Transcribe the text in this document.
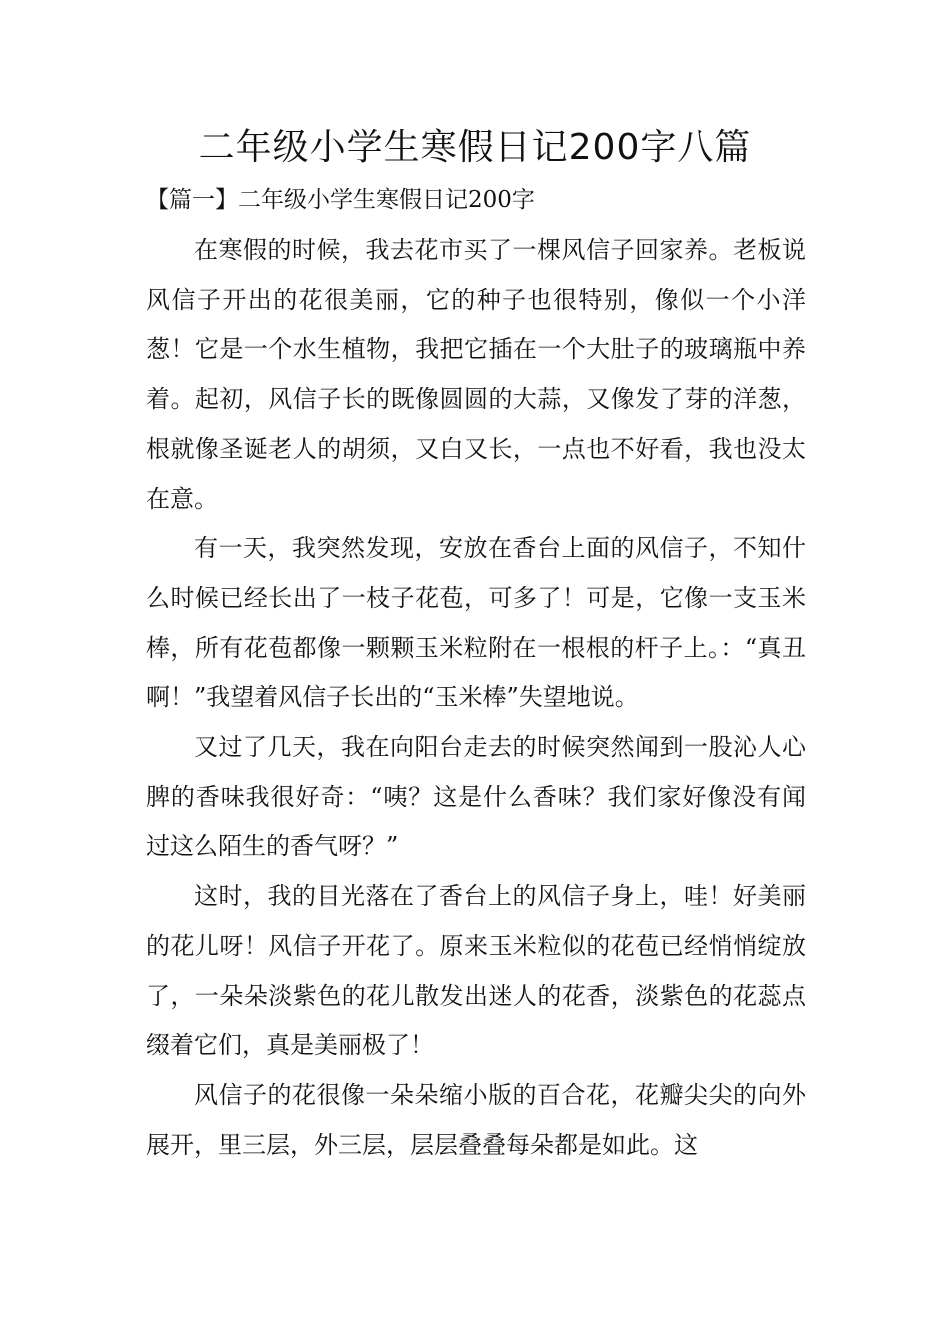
二年级小学生寒假日记200字八篇
【篇一】二年级小学生寒假日记200字

在寒假的时候，我去花市买了一棵风信子回家养。老板说风信子开出的花很美丽，它的种子也很特别，像似一个小洋葱！它是一个水生植物，我把它插在一个大肚子的玻璃瓶中养着。起初，风信子长的既像圆圆的大蒜，又像发了芽的洋葱，根就像圣诞老人的胡须，又白又长，一点也不好看，我也没太在意。

有一天，我突然发现，安放在香台上面的风信子，不知什么时候已经长出了一枝子花苞，可多了！可是，它像一支玉米棒，所有花苞都像一颗颗玉米粒附在一根根的杆子上。：“真丑啊！”我望着风信子长出的“玉米棒”失望地说。

又过了几天，我在向阳台走去的时候突然闻到一股沁人心脾的香味我很好奇：“咦？这是什么香味？我们家好像没有闻过这么陌生的香气呀？”

这时，我的目光落在了香台上的风信子身上，哇！好美丽的花儿呀！风信子开花了。原来玉米粒似的花苞已经悄悄绽放了，一朵朵淡紫色的花儿散发出迷人的花香，淡紫色的花蕊点缀着它们，真是美丽极了！

风信子的花很像一朵朵缩小版的百合花，花瓣尖尖的向外展开，里三层，外三层，层层叠叠每朵都是如此。这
+---+
DIRECTIVE -> The entries above should be reproduced exactly, without their pictures.

RESULT BELOW ->
Transcribe the text in this document.
二年级小学生寒假日记200字八篇
【篇一】二年级小学生寒假日记200字

在寒假的时候，我去花市买了一棵风信子回家养。老板说风信子开出的花很美丽，它的种子也很特别，像似一个小洋葱！它是一个水生植物，我把它插在一个大肚子的玻璃瓶中养着。起初，风信子长的既像圆圆的大蒜，又像发了芽的洋葱，根就像圣诞老人的胡须，又白又长，一点也不好看，我也没太在意。

有一天，我突然发现，安放在香台上面的风信子，不知什么时候已经长出了一枝子花苞，可多了！可是，它像一支玉米棒，所有花苞都像一颗颗玉米粒附在一根根的杆子上。：“真丑啊！”我望着风信子长出的“玉米棒”失望地说。

又过了几天，我在向阳台走去的时候突然闻到一股沁人心脾的香味我很好奇：“咦？这是什么香味？我们家好像没有闻过这么陌生的香气呀？”

这时，我的目光落在了香台上的风信子身上，哇！好美丽的花儿呀！风信子开花了。原来玉米粒似的花苞已经悄悄绽放了，一朵朵淡紫色的花儿散发出迷人的花香，淡紫色的花蕊点缀着它们，真是美丽极了！

风信子的花很像一朵朵缩小版的百合花，花瓣尖尖的向外展开，里三层，外三层，层层叠叠每朵都是如此。这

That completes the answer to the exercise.